— START OF Record extracts —

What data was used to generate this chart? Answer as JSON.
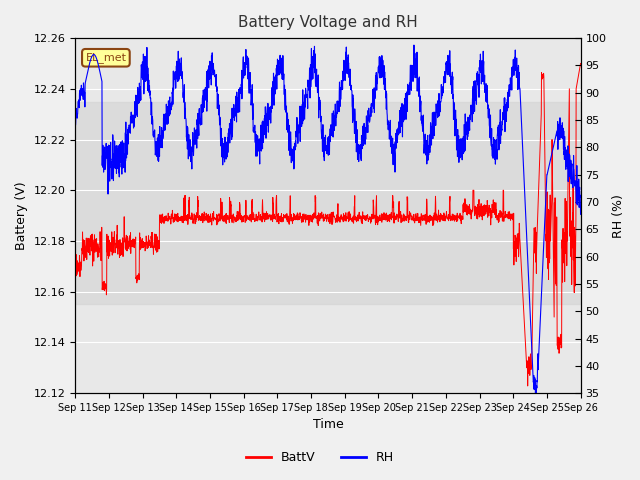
{
  "title": "Battery Voltage and RH",
  "xlabel": "Time",
  "ylabel_left": "Battery (V)",
  "ylabel_right": "RH (%)",
  "annotation": "EL_met",
  "x_tick_labels": [
    "Sep 11",
    "Sep 12",
    "Sep 13",
    "Sep 14",
    "Sep 15",
    "Sep 16",
    "Sep 17",
    "Sep 18",
    "Sep 19",
    "Sep 20",
    "Sep 21",
    "Sep 22",
    "Sep 23",
    "Sep 24",
    "Sep 25",
    "Sep 26"
  ],
  "ylim_left": [
    12.12,
    12.26
  ],
  "ylim_right": [
    35,
    100
  ],
  "yticks_left": [
    12.12,
    12.14,
    12.16,
    12.18,
    12.2,
    12.22,
    12.24,
    12.26
  ],
  "yticks_right": [
    35,
    40,
    45,
    50,
    55,
    60,
    65,
    70,
    75,
    80,
    85,
    90,
    95,
    100
  ],
  "legend_labels": [
    "BattV",
    "RH"
  ],
  "legend_colors": [
    "red",
    "blue"
  ],
  "batt_color": "red",
  "rh_color": "blue",
  "background_color": "#f0f0f0",
  "plot_bg_color": "#e8e8e8",
  "title_color": "#333333",
  "grid_color": "white"
}
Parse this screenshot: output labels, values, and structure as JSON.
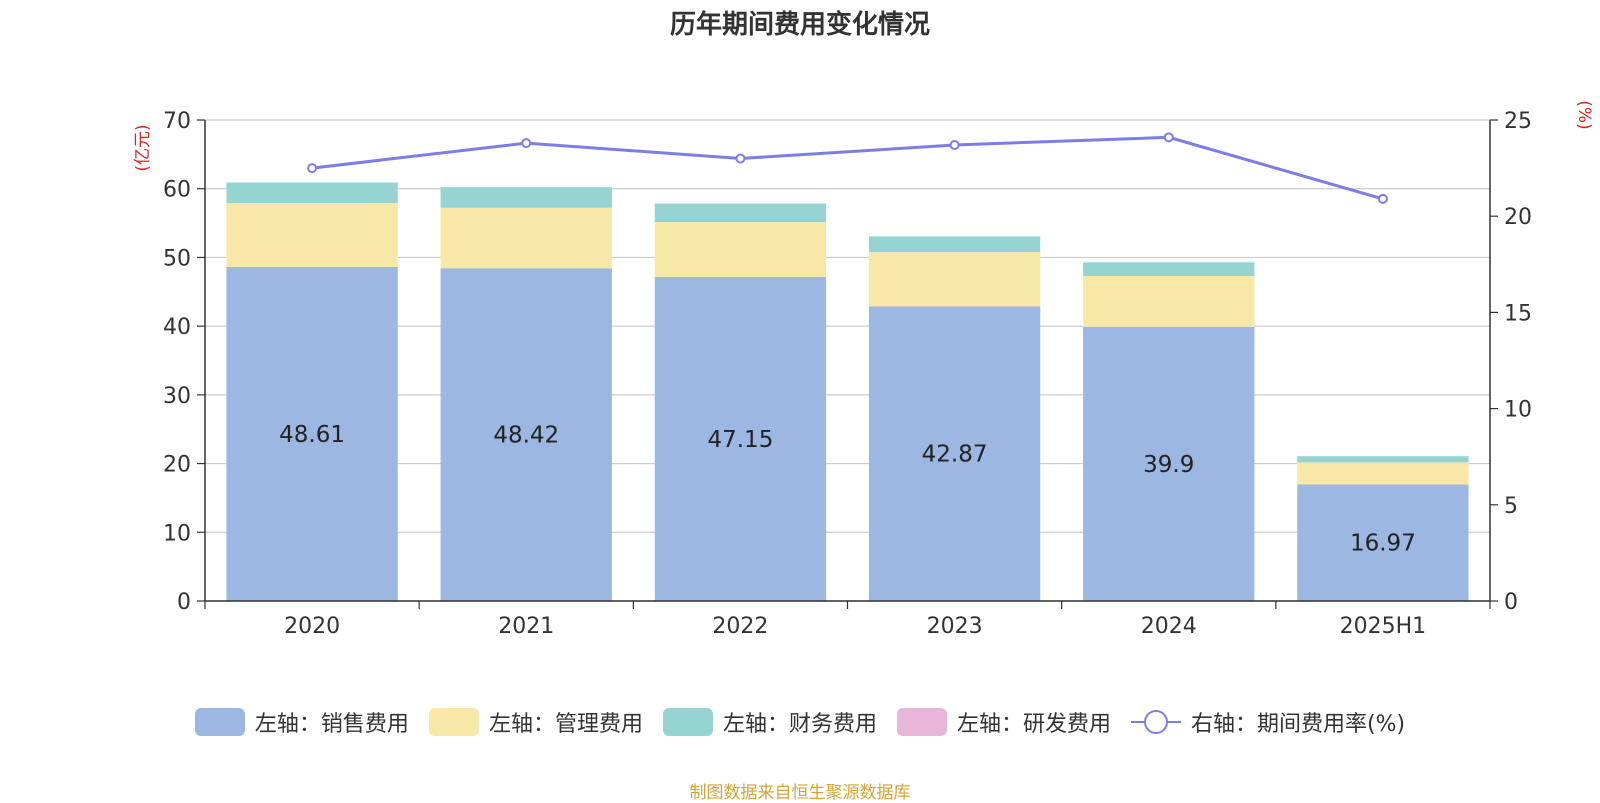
{
  "chart_data": {
    "type": "bar",
    "title": "历年期间费用变化情况",
    "categories": [
      "2020",
      "2021",
      "2022",
      "2023",
      "2024",
      "2025H1"
    ],
    "series": [
      {
        "name": "左轴：销售费用",
        "axis": "left",
        "color": "#9bb7e2",
        "values": [
          48.61,
          48.42,
          47.15,
          42.87,
          39.9,
          16.97
        ],
        "labels": [
          "48.61",
          "48.42",
          "47.15",
          "42.87",
          "39.9",
          "16.97"
        ]
      },
      {
        "name": "左轴：管理费用",
        "axis": "left",
        "color": "#f8e8a8",
        "values": [
          9.3,
          8.8,
          8.0,
          7.9,
          7.4,
          3.2
        ]
      },
      {
        "name": "左轴：财务费用",
        "axis": "left",
        "color": "#96d4d4",
        "values": [
          3.0,
          3.0,
          2.7,
          2.3,
          2.0,
          0.9
        ]
      },
      {
        "name": "左轴：研发费用",
        "axis": "left",
        "color": "#e8b6d8",
        "values": [
          0,
          0,
          0,
          0,
          0,
          0
        ]
      },
      {
        "name": "右轴：期间费用率(%)",
        "axis": "right",
        "type": "line",
        "color": "#7b7de8",
        "values": [
          22.5,
          23.8,
          23.0,
          23.7,
          24.1,
          20.9
        ]
      }
    ],
    "y_left": {
      "label": "(亿元)",
      "ylim": [
        0,
        70
      ],
      "ticks": [
        "0",
        "10",
        "20",
        "30",
        "40",
        "50",
        "60",
        "70"
      ]
    },
    "y_right": {
      "label": "(%)",
      "ylim": [
        0,
        25
      ],
      "ticks": [
        "0",
        "5",
        "10",
        "15",
        "20",
        "25"
      ]
    },
    "grid": true,
    "legend_position": "bottom"
  },
  "source": "制图数据来自恒生聚源数据库"
}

— END OF Record extracts —

Stated task:
Extract all the entries word for word; omit any pictures.

The reply:
What data was used to generate this chart? Answer as JSON.
{
  "title": "Battery Voltage and RH",
  "xlabel": "Time",
  "ylabel_left": "Battery (V)",
  "ylabel_right": "RH (%)",
  "annotation": "EL_met",
  "x_tick_labels": [
    "Sep 11",
    "Sep 12",
    "Sep 13",
    "Sep 14",
    "Sep 15",
    "Sep 16",
    "Sep 17",
    "Sep 18",
    "Sep 19",
    "Sep 20",
    "Sep 21",
    "Sep 22",
    "Sep 23",
    "Sep 24",
    "Sep 25",
    "Sep 26"
  ],
  "ylim_left": [
    12.12,
    12.26
  ],
  "ylim_right": [
    35,
    100
  ],
  "yticks_left": [
    12.12,
    12.14,
    12.16,
    12.18,
    12.2,
    12.22,
    12.24,
    12.26
  ],
  "yticks_right": [
    35,
    40,
    45,
    50,
    55,
    60,
    65,
    70,
    75,
    80,
    85,
    90,
    95,
    100
  ],
  "legend_labels": [
    "BattV",
    "RH"
  ],
  "legend_colors": [
    "red",
    "blue"
  ],
  "batt_color": "red",
  "rh_color": "blue",
  "background_color": "#f0f0f0",
  "plot_bg_color": "#e8e8e8",
  "title_color": "#333333",
  "grid_color": "white"
}
Parse this screenshot: output labels, values, and structure as JSON.
{
  "chart_data": {
    "type": "bar",
    "title": "历年期间费用变化情况",
    "categories": [
      "2020",
      "2021",
      "2022",
      "2023",
      "2024",
      "2025H1"
    ],
    "series": [
      {
        "name": "左轴：销售费用",
        "axis": "left",
        "color": "#9bb7e2",
        "values": [
          48.61,
          48.42,
          47.15,
          42.87,
          39.9,
          16.97
        ],
        "labels": [
          "48.61",
          "48.42",
          "47.15",
          "42.87",
          "39.9",
          "16.97"
        ]
      },
      {
        "name": "左轴：管理费用",
        "axis": "left",
        "color": "#f8e8a8",
        "values": [
          9.3,
          8.8,
          8.0,
          7.9,
          7.4,
          3.2
        ]
      },
      {
        "name": "左轴：财务费用",
        "axis": "left",
        "color": "#96d4d4",
        "values": [
          3.0,
          3.0,
          2.7,
          2.3,
          2.0,
          0.9
        ]
      },
      {
        "name": "左轴：研发费用",
        "axis": "left",
        "color": "#e8b6d8",
        "values": [
          0,
          0,
          0,
          0,
          0,
          0
        ]
      },
      {
        "name": "右轴：期间费用率(%)",
        "axis": "right",
        "type": "line",
        "color": "#7b7de8",
        "values": [
          22.5,
          23.8,
          23.0,
          23.7,
          24.1,
          20.9
        ]
      }
    ],
    "y_left": {
      "label": "(亿元)",
      "ylim": [
        0,
        70
      ],
      "ticks": [
        "0",
        "10",
        "20",
        "30",
        "40",
        "50",
        "60",
        "70"
      ]
    },
    "y_right": {
      "label": "(%)",
      "ylim": [
        0,
        25
      ],
      "ticks": [
        "0",
        "5",
        "10",
        "15",
        "20",
        "25"
      ]
    },
    "grid": true,
    "legend_position": "bottom"
  },
  "source": "制图数据来自恒生聚源数据库"
}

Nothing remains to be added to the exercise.